Which lines include the word "uniqueness"? Copy each of them.
-- Start Entries shown --
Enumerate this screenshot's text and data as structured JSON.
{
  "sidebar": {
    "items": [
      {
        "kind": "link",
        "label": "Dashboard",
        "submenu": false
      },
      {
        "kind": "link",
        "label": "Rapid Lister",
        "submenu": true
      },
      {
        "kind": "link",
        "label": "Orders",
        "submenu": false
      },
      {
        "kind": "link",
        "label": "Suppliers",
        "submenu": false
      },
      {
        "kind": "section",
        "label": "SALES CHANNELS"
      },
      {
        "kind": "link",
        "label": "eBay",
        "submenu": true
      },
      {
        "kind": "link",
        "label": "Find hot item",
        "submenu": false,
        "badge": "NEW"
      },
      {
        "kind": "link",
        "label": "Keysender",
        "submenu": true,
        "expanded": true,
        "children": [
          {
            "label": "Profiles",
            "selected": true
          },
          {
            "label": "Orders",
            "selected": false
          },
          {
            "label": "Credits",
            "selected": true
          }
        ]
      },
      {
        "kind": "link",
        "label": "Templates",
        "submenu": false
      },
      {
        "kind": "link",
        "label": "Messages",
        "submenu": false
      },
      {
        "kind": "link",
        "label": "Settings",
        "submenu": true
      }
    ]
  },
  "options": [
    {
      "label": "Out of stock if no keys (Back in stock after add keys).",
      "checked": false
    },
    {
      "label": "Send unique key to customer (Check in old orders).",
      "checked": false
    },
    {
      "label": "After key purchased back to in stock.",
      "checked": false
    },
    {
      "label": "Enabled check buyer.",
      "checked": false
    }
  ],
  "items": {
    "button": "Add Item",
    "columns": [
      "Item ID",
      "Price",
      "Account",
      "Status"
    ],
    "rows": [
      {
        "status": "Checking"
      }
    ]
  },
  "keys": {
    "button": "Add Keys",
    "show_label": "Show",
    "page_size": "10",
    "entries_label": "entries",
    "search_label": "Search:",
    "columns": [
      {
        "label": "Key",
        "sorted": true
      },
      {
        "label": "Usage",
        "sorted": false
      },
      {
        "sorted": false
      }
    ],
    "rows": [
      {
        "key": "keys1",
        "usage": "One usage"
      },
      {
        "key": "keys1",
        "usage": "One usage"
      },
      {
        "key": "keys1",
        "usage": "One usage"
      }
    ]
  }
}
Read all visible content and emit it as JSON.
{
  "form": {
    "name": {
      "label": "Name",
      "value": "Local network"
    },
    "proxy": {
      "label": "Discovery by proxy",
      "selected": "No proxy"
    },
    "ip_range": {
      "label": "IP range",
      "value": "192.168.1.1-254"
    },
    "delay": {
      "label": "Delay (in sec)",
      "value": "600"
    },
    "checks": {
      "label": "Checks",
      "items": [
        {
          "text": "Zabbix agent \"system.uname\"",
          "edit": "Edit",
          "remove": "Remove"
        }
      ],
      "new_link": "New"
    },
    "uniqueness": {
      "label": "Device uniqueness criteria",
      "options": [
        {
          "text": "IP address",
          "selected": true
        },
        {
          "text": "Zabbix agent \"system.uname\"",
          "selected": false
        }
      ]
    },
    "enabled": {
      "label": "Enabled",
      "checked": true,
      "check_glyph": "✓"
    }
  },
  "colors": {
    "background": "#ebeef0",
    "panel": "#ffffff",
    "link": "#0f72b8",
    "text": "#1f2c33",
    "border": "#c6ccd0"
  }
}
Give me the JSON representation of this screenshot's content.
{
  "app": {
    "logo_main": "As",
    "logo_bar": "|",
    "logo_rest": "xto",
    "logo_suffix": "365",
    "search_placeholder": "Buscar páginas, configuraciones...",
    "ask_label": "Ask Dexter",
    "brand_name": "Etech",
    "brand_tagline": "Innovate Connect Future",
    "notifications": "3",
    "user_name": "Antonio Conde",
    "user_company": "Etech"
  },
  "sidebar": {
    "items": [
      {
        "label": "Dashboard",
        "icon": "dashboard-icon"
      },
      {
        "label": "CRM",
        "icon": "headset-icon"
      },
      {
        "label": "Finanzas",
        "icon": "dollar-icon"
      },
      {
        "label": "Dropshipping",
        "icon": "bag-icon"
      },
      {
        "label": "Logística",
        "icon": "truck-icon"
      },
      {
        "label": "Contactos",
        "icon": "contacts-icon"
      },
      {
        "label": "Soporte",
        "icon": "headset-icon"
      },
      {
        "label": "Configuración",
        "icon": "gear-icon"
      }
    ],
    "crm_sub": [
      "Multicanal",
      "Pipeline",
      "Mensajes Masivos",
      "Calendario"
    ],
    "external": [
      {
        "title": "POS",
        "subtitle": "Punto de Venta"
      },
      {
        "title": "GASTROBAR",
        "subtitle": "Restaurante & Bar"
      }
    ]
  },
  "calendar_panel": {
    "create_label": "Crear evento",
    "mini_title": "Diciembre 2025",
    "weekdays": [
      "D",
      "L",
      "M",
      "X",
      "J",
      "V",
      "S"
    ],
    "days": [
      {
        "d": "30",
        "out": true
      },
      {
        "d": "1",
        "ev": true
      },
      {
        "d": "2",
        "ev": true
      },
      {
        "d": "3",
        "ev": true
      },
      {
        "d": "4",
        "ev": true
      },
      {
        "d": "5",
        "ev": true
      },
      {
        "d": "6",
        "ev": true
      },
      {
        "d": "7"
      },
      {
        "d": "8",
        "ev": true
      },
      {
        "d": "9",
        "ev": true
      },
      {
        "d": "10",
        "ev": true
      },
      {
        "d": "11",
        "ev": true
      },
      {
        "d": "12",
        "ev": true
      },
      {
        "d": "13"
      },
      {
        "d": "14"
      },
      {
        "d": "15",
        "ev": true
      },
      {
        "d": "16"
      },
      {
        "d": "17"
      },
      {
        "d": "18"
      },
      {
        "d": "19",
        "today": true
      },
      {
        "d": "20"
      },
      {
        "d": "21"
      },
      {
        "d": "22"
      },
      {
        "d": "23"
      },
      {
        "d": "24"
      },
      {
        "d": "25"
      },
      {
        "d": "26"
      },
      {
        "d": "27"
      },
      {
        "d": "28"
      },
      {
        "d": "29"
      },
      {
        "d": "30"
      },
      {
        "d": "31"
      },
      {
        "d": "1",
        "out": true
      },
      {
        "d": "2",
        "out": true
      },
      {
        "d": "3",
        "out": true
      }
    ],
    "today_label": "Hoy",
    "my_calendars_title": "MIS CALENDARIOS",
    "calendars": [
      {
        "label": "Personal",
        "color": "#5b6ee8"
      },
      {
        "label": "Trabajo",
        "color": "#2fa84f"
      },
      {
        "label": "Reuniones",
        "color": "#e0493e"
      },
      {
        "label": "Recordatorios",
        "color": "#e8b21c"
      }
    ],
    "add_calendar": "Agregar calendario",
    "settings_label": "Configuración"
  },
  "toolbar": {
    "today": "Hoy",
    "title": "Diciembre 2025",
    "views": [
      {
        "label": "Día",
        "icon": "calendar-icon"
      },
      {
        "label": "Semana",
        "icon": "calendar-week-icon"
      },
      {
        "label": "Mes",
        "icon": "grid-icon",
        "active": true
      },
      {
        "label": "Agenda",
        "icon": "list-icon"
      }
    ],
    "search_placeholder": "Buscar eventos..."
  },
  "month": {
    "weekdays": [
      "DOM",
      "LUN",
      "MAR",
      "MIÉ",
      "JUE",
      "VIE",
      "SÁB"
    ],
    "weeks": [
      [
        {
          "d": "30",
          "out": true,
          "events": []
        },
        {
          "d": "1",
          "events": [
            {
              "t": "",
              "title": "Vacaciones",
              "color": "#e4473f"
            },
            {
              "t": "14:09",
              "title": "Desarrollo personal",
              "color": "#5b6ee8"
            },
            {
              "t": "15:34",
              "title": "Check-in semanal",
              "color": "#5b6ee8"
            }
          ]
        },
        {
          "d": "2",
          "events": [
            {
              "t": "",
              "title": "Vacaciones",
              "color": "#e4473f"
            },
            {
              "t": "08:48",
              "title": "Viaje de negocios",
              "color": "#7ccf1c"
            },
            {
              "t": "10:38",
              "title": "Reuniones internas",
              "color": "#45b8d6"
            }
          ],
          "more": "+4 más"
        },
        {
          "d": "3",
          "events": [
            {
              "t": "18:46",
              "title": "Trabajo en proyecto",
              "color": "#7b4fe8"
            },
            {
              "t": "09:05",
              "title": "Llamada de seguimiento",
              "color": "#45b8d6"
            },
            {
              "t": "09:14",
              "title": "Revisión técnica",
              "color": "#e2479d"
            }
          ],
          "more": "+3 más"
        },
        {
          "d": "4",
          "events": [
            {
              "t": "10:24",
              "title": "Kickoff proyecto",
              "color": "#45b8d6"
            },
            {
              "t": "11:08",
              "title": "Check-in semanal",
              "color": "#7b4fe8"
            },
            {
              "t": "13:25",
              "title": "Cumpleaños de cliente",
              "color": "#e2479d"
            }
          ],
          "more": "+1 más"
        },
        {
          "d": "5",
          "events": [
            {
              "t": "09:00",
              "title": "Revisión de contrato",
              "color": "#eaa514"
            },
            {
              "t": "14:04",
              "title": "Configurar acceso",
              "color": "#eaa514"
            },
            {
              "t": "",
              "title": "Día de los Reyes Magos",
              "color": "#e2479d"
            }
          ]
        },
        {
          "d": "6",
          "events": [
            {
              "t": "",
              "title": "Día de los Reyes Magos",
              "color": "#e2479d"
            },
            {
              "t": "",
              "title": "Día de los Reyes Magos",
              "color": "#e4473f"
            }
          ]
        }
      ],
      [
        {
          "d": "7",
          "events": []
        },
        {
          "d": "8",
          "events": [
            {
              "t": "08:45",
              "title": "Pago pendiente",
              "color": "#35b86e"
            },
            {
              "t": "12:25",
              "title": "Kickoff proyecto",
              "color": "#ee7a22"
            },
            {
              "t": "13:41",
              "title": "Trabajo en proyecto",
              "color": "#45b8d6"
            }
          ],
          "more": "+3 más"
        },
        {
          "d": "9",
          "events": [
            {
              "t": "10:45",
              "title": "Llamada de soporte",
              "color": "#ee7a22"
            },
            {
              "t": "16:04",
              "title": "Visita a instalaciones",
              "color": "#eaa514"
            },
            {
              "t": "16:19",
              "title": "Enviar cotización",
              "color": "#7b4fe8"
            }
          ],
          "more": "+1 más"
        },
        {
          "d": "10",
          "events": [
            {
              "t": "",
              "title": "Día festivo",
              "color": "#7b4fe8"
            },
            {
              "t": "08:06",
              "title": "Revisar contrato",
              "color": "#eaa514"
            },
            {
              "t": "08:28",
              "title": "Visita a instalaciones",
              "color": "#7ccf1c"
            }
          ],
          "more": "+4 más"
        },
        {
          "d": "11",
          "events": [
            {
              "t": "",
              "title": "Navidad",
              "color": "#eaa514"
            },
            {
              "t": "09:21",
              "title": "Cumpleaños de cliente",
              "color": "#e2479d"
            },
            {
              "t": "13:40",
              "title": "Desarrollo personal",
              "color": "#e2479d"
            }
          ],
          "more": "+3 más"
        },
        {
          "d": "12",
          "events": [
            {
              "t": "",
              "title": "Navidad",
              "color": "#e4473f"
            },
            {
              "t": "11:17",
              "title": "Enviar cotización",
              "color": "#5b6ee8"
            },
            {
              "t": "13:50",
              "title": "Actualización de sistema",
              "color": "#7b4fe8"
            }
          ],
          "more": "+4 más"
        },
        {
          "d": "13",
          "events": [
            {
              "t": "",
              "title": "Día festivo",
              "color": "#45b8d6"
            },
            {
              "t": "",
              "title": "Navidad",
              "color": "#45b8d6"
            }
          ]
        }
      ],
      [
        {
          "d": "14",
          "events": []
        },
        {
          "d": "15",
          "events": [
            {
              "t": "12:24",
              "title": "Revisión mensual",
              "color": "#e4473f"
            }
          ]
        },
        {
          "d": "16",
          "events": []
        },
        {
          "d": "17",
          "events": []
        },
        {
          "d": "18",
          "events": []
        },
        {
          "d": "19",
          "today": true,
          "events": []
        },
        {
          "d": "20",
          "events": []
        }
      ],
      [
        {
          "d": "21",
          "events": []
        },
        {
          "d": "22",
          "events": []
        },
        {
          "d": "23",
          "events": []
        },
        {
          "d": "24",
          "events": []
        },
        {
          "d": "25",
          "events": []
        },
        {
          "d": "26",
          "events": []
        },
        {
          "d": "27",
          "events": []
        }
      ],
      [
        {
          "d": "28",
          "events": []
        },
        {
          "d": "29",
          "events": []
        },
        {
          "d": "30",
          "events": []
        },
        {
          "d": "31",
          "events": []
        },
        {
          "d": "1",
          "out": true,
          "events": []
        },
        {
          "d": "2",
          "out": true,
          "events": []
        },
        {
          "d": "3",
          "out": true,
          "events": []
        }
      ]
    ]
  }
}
-- End Entries shown --
Answer:
    "uniqueness": {
      "label": "Device uniqueness criteria",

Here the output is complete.